_THE INPUT:_
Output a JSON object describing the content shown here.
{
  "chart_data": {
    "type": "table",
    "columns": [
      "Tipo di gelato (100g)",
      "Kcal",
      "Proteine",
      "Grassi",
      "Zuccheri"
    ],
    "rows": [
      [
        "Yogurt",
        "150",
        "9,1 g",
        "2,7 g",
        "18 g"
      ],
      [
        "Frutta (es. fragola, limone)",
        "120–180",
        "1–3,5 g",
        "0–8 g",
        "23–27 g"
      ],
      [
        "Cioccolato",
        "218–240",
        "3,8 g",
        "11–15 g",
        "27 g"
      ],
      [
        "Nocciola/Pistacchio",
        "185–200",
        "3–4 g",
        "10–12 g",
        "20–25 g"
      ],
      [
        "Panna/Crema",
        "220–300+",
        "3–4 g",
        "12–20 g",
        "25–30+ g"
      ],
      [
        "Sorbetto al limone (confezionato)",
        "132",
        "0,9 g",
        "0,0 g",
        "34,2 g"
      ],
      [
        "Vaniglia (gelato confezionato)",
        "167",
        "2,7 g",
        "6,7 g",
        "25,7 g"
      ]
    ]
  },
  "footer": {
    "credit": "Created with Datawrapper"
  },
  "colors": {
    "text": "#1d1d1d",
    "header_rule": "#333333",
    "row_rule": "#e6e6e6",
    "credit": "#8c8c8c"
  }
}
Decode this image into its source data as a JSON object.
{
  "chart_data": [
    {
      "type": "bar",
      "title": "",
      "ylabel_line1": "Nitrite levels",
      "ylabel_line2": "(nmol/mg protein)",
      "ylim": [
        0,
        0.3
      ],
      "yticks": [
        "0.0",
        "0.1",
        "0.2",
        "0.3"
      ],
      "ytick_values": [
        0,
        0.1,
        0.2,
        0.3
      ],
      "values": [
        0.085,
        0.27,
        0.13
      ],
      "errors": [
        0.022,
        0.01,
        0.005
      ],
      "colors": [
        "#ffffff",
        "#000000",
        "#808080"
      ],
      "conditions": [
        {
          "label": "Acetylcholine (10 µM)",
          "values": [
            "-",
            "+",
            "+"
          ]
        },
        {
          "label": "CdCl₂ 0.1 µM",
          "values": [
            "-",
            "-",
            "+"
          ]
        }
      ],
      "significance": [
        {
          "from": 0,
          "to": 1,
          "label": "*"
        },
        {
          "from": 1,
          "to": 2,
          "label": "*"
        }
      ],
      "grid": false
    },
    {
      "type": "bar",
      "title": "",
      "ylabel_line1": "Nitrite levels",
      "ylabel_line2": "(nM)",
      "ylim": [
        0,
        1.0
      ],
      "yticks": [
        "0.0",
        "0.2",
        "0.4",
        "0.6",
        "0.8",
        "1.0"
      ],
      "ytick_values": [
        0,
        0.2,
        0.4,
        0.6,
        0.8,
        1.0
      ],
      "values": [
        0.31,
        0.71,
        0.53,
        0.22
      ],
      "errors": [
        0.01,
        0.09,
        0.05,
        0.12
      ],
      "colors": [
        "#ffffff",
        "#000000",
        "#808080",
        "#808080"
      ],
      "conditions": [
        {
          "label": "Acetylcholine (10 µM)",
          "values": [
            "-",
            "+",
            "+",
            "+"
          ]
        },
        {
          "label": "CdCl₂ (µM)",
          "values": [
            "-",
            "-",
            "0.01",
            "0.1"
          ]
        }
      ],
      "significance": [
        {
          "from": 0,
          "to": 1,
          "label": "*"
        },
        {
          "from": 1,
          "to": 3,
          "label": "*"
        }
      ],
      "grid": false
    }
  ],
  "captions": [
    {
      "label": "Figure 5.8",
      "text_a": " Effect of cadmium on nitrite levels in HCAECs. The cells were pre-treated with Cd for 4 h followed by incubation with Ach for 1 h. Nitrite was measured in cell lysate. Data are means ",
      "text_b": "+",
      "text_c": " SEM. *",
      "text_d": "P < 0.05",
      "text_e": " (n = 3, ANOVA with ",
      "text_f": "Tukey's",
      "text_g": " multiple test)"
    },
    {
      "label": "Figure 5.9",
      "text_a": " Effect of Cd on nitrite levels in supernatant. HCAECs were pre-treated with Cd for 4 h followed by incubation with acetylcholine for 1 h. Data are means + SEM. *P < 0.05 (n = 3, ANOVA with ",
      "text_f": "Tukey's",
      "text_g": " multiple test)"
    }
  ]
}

_TO DO:_ Precisely reproduce all the entries shown above.

_OUTPUT BELOW:_
Output a JSON object describing the content shown here.
{
  "chart_data": {
    "type": "table",
    "columns": [
      "Tipo di gelato (100g)",
      "Kcal",
      "Proteine",
      "Grassi",
      "Zuccheri"
    ],
    "rows": [
      [
        "Yogurt",
        "150",
        "9,1 g",
        "2,7 g",
        "18 g"
      ],
      [
        "Frutta (es. fragola, limone)",
        "120–180",
        "1–3,5 g",
        "0–8 g",
        "23–27 g"
      ],
      [
        "Cioccolato",
        "218–240",
        "3,8 g",
        "11–15 g",
        "27 g"
      ],
      [
        "Nocciola/Pistacchio",
        "185–200",
        "3–4 g",
        "10–12 g",
        "20–25 g"
      ],
      [
        "Panna/Crema",
        "220–300+",
        "3–4 g",
        "12–20 g",
        "25–30+ g"
      ],
      [
        "Sorbetto al limone (confezionato)",
        "132",
        "0,9 g",
        "0,0 g",
        "34,2 g"
      ],
      [
        "Vaniglia (gelato confezionato)",
        "167",
        "2,7 g",
        "6,7 g",
        "25,7 g"
      ]
    ]
  },
  "footer": {
    "credit": "Created with Datawrapper"
  },
  "colors": {
    "text": "#1d1d1d",
    "header_rule": "#333333",
    "row_rule": "#e6e6e6",
    "credit": "#8c8c8c"
  }
}
Decode this image into its source data as a JSON object.
{
  "chart_data": [
    {
      "type": "bar",
      "title": "",
      "ylabel_line1": "Nitrite levels",
      "ylabel_line2": "(nmol/mg protein)",
      "ylim": [
        0,
        0.3
      ],
      "yticks": [
        "0.0",
        "0.1",
        "0.2",
        "0.3"
      ],
      "ytick_values": [
        0,
        0.1,
        0.2,
        0.3
      ],
      "values": [
        0.085,
        0.27,
        0.13
      ],
      "errors": [
        0.022,
        0.01,
        0.005
      ],
      "colors": [
        "#ffffff",
        "#000000",
        "#808080"
      ],
      "conditions": [
        {
          "label": "Acetylcholine (10 µM)",
          "values": [
            "-",
            "+",
            "+"
          ]
        },
        {
          "label": "CdCl₂ 0.1 µM",
          "values": [
            "-",
            "-",
            "+"
          ]
        }
      ],
      "significance": [
        {
          "from": 0,
          "to": 1,
          "label": "*"
        },
        {
          "from": 1,
          "to": 2,
          "label": "*"
        }
      ],
      "grid": false
    },
    {
      "type": "bar",
      "title": "",
      "ylabel_line1": "Nitrite levels",
      "ylabel_line2": "(nM)",
      "ylim": [
        0,
        1.0
      ],
      "yticks": [
        "0.0",
        "0.2",
        "0.4",
        "0.6",
        "0.8",
        "1.0"
      ],
      "ytick_values": [
        0,
        0.2,
        0.4,
        0.6,
        0.8,
        1.0
      ],
      "values": [
        0.31,
        0.71,
        0.53,
        0.22
      ],
      "errors": [
        0.01,
        0.09,
        0.05,
        0.12
      ],
      "colors": [
        "#ffffff",
        "#000000",
        "#808080",
        "#808080"
      ],
      "conditions": [
        {
          "label": "Acetylcholine (10 µM)",
          "values": [
            "-",
            "+",
            "+",
            "+"
          ]
        },
        {
          "label": "CdCl₂ (µM)",
          "values": [
            "-",
            "-",
            "0.01",
            "0.1"
          ]
        }
      ],
      "significance": [
        {
          "from": 0,
          "to": 1,
          "label": "*"
        },
        {
          "from": 1,
          "to": 3,
          "label": "*"
        }
      ],
      "grid": false
    }
  ],
  "captions": [
    {
      "label": "Figure 5.8",
      "text_a": " Effect of cadmium on nitrite levels in HCAECs. The cells were pre-treated with Cd for 4 h followed by incubation with Ach for 1 h. Nitrite was measured in cell lysate. Data are means ",
      "text_b": "+",
      "text_c": " SEM. *",
      "text_d": "P < 0.05",
      "text_e": " (n = 3, ANOVA with ",
      "text_f": "Tukey's",
      "text_g": " multiple test)"
    },
    {
      "label": "Figure 5.9",
      "text_a": " Effect of Cd on nitrite levels in supernatant. HCAECs were pre-treated with Cd for 4 h followed by incubation with acetylcholine for 1 h. Data are means + SEM. *P < 0.05 (n = 3, ANOVA with ",
      "text_f": "Tukey's",
      "text_g": " multiple test)"
    }
  ]
}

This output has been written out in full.